WHAT IS ASKED
Copy out the whole listing exactly as written, leaving the pictures behind.

— START OF THE RECORDS —

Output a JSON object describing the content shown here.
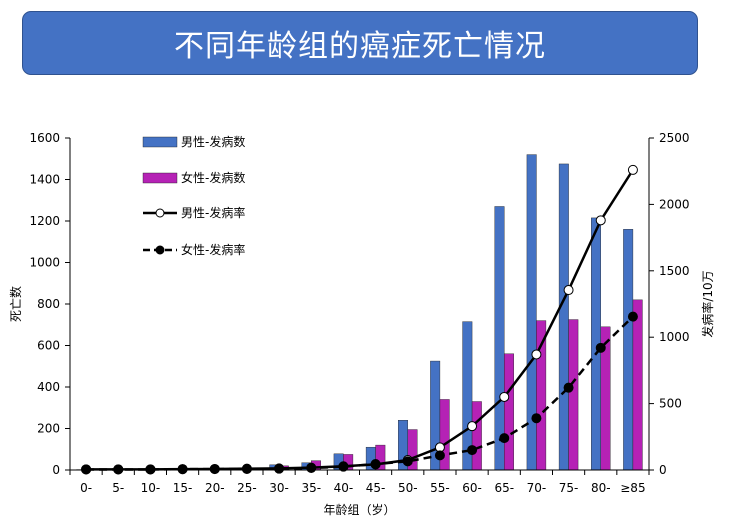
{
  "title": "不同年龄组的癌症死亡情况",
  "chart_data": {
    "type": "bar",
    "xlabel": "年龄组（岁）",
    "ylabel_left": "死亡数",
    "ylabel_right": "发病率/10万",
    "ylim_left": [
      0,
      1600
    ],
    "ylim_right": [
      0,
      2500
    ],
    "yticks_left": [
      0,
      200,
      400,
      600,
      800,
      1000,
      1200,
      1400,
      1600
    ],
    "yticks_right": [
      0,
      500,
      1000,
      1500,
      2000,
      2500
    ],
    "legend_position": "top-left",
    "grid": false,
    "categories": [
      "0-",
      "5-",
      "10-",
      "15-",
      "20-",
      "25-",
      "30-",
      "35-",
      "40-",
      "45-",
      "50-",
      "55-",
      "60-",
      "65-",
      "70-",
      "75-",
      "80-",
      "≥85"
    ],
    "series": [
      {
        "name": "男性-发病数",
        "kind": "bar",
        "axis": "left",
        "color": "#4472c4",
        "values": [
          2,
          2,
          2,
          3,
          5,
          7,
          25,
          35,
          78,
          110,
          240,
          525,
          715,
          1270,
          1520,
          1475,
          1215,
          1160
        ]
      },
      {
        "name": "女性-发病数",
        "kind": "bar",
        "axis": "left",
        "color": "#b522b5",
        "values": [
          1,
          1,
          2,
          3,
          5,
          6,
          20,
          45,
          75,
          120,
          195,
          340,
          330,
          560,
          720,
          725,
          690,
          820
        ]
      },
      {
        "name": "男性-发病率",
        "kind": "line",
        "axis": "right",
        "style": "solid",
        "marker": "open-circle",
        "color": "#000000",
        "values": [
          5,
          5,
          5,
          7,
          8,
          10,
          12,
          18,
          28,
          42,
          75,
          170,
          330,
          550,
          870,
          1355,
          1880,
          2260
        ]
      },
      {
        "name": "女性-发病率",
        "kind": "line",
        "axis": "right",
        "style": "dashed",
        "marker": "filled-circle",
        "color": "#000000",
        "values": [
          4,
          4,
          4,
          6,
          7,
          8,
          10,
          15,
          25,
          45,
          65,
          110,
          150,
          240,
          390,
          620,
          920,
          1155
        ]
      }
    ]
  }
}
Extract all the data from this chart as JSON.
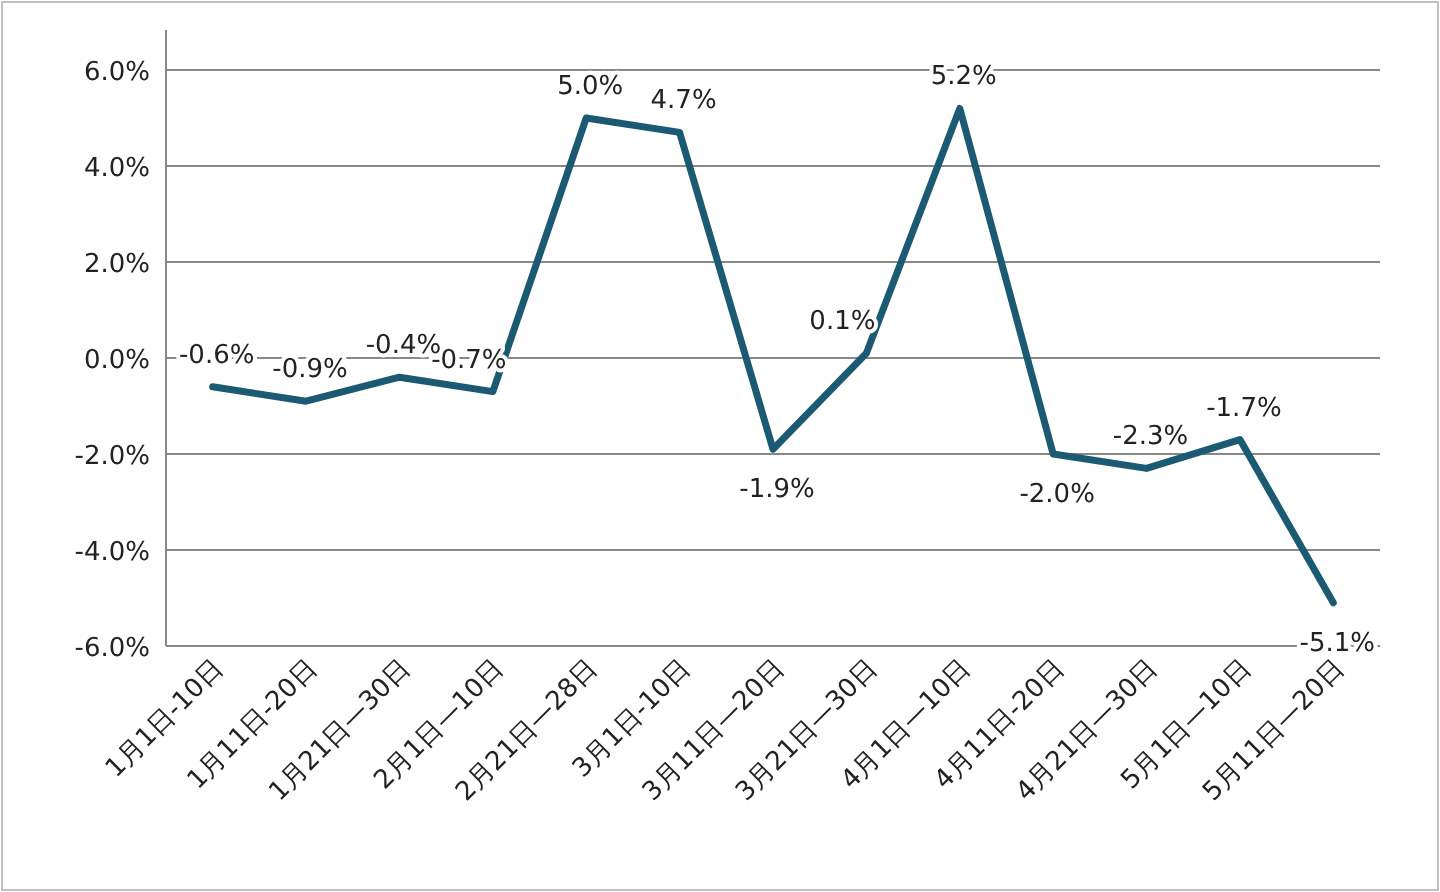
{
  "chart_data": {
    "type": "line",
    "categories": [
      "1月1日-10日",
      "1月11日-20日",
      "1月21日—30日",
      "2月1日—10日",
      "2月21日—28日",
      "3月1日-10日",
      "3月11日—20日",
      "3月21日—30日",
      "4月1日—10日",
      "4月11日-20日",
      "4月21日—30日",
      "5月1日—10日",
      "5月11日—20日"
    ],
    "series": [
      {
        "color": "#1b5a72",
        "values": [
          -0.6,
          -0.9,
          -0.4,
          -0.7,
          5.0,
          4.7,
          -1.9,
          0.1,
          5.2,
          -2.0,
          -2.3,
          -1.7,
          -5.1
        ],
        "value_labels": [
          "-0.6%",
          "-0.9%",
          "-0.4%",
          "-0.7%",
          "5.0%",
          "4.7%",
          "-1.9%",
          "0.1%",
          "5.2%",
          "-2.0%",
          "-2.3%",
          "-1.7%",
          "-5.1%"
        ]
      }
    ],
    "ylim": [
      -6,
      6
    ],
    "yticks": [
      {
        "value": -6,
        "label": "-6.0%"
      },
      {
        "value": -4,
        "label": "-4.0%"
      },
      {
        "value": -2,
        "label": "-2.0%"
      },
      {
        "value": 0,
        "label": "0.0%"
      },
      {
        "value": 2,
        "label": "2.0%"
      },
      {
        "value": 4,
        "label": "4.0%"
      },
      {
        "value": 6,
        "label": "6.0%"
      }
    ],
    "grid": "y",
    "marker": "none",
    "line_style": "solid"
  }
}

— END OF THE RECORDS —

REPLY
Output a JSON object describing the content shown here.
{
  "title": "不同年龄组的癌症死亡情况",
  "chart_data": {
    "type": "bar",
    "xlabel": "年龄组（岁）",
    "ylabel_left": "死亡数",
    "ylabel_right": "发病率/10万",
    "ylim_left": [
      0,
      1600
    ],
    "ylim_right": [
      0,
      2500
    ],
    "yticks_left": [
      0,
      200,
      400,
      600,
      800,
      1000,
      1200,
      1400,
      1600
    ],
    "yticks_right": [
      0,
      500,
      1000,
      1500,
      2000,
      2500
    ],
    "legend_position": "top-left",
    "grid": false,
    "categories": [
      "0-",
      "5-",
      "10-",
      "15-",
      "20-",
      "25-",
      "30-",
      "35-",
      "40-",
      "45-",
      "50-",
      "55-",
      "60-",
      "65-",
      "70-",
      "75-",
      "80-",
      "≥85"
    ],
    "series": [
      {
        "name": "男性-发病数",
        "kind": "bar",
        "axis": "left",
        "color": "#4472c4",
        "values": [
          2,
          2,
          2,
          3,
          5,
          7,
          25,
          35,
          78,
          110,
          240,
          525,
          715,
          1270,
          1520,
          1475,
          1215,
          1160
        ]
      },
      {
        "name": "女性-发病数",
        "kind": "bar",
        "axis": "left",
        "color": "#b522b5",
        "values": [
          1,
          1,
          2,
          3,
          5,
          6,
          20,
          45,
          75,
          120,
          195,
          340,
          330,
          560,
          720,
          725,
          690,
          820
        ]
      },
      {
        "name": "男性-发病率",
        "kind": "line",
        "axis": "right",
        "style": "solid",
        "marker": "open-circle",
        "color": "#000000",
        "values": [
          5,
          5,
          5,
          7,
          8,
          10,
          12,
          18,
          28,
          42,
          75,
          170,
          330,
          550,
          870,
          1355,
          1880,
          2260
        ]
      },
      {
        "name": "女性-发病率",
        "kind": "line",
        "axis": "right",
        "style": "dashed",
        "marker": "filled-circle",
        "color": "#000000",
        "values": [
          4,
          4,
          4,
          6,
          7,
          8,
          10,
          15,
          25,
          45,
          65,
          110,
          150,
          240,
          390,
          620,
          920,
          1155
        ]
      }
    ]
  }
}
Extract all the data from this chart as JSON.
{
  "chart_data": {
    "type": "line",
    "categories": [
      "1月1日-10日",
      "1月11日-20日",
      "1月21日—30日",
      "2月1日—10日",
      "2月21日—28日",
      "3月1日-10日",
      "3月11日—20日",
      "3月21日—30日",
      "4月1日—10日",
      "4月11日-20日",
      "4月21日—30日",
      "5月1日—10日",
      "5月11日—20日"
    ],
    "series": [
      {
        "color": "#1b5a72",
        "values": [
          -0.6,
          -0.9,
          -0.4,
          -0.7,
          5.0,
          4.7,
          -1.9,
          0.1,
          5.2,
          -2.0,
          -2.3,
          -1.7,
          -5.1
        ],
        "value_labels": [
          "-0.6%",
          "-0.9%",
          "-0.4%",
          "-0.7%",
          "5.0%",
          "4.7%",
          "-1.9%",
          "0.1%",
          "5.2%",
          "-2.0%",
          "-2.3%",
          "-1.7%",
          "-5.1%"
        ]
      }
    ],
    "ylim": [
      -6,
      6
    ],
    "yticks": [
      {
        "value": -6,
        "label": "-6.0%"
      },
      {
        "value": -4,
        "label": "-4.0%"
      },
      {
        "value": -2,
        "label": "-2.0%"
      },
      {
        "value": 0,
        "label": "0.0%"
      },
      {
        "value": 2,
        "label": "2.0%"
      },
      {
        "value": 4,
        "label": "4.0%"
      },
      {
        "value": 6,
        "label": "6.0%"
      }
    ],
    "grid": "y",
    "marker": "none",
    "line_style": "solid"
  }
}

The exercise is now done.